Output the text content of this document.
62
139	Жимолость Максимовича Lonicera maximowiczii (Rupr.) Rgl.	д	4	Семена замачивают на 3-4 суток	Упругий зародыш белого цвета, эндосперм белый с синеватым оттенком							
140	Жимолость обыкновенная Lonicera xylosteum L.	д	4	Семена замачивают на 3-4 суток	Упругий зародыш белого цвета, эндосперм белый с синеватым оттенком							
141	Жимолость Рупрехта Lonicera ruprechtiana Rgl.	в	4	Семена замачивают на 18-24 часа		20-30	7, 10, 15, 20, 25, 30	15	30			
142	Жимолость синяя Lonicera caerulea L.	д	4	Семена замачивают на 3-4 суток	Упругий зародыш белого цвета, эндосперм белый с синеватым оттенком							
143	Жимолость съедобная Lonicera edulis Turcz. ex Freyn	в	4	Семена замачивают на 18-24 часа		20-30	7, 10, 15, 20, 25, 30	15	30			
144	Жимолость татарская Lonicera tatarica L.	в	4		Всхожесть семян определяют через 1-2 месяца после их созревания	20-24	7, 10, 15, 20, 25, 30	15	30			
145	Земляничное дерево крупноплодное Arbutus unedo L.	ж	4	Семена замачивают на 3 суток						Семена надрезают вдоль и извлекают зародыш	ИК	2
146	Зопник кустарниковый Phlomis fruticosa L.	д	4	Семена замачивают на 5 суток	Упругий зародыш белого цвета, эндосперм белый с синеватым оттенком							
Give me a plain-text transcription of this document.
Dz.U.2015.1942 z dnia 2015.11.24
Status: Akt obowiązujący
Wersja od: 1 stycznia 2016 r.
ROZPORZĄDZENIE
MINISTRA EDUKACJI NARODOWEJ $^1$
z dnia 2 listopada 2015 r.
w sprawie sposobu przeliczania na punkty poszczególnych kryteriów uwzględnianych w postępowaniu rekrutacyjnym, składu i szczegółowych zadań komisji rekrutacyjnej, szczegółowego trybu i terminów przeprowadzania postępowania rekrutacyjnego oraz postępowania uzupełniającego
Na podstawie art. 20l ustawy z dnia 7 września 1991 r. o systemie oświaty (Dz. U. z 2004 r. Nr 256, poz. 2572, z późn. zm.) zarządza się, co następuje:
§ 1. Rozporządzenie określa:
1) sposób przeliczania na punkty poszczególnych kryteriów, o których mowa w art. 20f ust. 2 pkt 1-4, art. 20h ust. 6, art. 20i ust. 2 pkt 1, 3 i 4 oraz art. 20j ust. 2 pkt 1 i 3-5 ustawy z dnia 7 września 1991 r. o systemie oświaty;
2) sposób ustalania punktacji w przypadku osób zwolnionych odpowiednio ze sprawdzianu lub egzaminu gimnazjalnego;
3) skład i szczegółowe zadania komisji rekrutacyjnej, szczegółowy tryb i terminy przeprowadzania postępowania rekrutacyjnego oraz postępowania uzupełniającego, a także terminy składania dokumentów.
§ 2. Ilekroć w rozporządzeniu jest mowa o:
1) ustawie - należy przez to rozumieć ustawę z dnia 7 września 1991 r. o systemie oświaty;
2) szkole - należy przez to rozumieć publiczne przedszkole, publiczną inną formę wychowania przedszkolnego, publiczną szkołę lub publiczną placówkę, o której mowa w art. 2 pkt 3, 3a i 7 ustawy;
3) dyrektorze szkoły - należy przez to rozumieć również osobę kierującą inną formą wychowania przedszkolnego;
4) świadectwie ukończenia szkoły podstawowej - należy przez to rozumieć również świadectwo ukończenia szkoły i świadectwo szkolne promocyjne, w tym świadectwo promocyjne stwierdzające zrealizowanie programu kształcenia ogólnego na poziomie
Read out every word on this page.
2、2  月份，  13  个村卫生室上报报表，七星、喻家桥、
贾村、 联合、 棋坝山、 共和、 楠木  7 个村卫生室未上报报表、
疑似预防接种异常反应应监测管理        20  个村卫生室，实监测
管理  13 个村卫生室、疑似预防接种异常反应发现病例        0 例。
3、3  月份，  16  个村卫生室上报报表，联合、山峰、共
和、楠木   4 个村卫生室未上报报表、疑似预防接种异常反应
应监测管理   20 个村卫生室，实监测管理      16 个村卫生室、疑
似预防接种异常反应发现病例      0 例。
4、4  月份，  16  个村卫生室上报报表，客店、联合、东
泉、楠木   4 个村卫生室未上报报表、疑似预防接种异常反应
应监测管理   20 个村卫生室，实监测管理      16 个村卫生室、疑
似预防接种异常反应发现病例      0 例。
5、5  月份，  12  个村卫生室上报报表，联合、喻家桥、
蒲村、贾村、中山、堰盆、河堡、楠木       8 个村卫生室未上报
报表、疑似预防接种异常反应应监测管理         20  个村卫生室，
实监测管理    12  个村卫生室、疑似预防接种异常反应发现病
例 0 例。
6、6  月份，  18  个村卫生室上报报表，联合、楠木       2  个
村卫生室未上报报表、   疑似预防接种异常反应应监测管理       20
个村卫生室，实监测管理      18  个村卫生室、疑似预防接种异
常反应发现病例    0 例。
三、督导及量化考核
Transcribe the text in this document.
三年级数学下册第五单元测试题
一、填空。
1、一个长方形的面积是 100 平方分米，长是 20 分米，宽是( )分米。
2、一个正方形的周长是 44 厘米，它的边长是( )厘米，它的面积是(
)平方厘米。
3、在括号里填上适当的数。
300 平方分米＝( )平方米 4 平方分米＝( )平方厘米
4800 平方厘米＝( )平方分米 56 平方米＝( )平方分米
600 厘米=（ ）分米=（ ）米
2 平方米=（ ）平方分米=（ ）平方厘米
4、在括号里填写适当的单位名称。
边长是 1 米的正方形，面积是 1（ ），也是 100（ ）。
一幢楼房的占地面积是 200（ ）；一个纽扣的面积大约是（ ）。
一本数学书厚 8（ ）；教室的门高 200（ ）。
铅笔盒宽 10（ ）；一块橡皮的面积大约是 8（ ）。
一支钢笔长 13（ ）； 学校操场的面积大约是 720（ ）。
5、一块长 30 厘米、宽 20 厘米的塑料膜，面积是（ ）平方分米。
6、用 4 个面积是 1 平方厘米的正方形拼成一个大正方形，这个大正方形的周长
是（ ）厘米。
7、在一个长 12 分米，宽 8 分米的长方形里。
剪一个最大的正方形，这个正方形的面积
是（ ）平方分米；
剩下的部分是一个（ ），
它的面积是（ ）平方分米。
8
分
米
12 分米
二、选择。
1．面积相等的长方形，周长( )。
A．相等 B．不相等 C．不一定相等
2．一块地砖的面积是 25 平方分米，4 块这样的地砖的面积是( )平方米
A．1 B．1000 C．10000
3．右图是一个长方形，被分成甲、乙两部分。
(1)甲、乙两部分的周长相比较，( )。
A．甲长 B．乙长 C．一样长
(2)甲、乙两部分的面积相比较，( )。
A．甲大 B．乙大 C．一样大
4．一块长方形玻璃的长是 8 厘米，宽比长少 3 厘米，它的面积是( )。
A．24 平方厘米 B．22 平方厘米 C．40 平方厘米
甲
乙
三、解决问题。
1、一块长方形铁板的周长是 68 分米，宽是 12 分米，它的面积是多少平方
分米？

..............................

Written exercise – Go back to the data above and please quote exactly, and only, the lines from the line with "Transcribe the text in this document." through its last line.

Task result –
Transcribe the text in this document.
三年级数学下册第五单元测试题
一、填空。
1、一个长方形的面积是 100 平方分米，长是 20 分米，宽是( )分米。
2、一个正方形的周长是 44 厘米，它的边长是( )厘米，它的面积是(
)平方厘米。
3、在括号里填上适当的数。
300 平方分米＝( )平方米 4 平方分米＝( )平方厘米
4800 平方厘米＝( )平方分米 56 平方米＝( )平方分米
600 厘米=（ ）分米=（ ）米
2 平方米=（ ）平方分米=（ ）平方厘米
4、在括号里填写适当的单位名称。
边长是 1 米的正方形，面积是 1（ ），也是 100（ ）。
一幢楼房的占地面积是 200（ ）；一个纽扣的面积大约是（ ）。
一本数学书厚 8（ ）；教室的门高 200（ ）。
铅笔盒宽 10（ ）；一块橡皮的面积大约是 8（ ）。
一支钢笔长 13（ ）； 学校操场的面积大约是 720（ ）。
5、一块长 30 厘米、宽 20 厘米的塑料膜，面积是（ ）平方分米。
6、用 4 个面积是 1 平方厘米的正方形拼成一个大正方形，这个大正方形的周长
是（ ）厘米。
7、在一个长 12 分米，宽 8 分米的长方形里。
剪一个最大的正方形，这个正方形的面积
是（ ）平方分米；
剩下的部分是一个（ ），
它的面积是（ ）平方分米。
8
分
米
12 分米
二、选择。
1．面积相等的长方形，周长( )。
A．相等 B．不相等 C．不一定相等
2．一块地砖的面积是 25 平方分米，4 块这样的地砖的面积是( )平方米
A．1 B．1000 C．10000
3．右图是一个长方形，被分成甲、乙两部分。
(1)甲、乙两部分的周长相比较，( )。
A．甲长 B．乙长 C．一样长
(2)甲、乙两部分的面积相比较，( )。
A．甲大 B．乙大 C．一样大
4．一块长方形玻璃的长是 8 厘米，宽比长少 3 厘米，它的面积是( )。
A．24 平方厘米 B．22 平方厘米 C．40 平方厘米
甲
乙
三、解决问题。
1、一块长方形铁板的周长是 68 分米，宽是 12 分米，它的面积是多少平方
分米？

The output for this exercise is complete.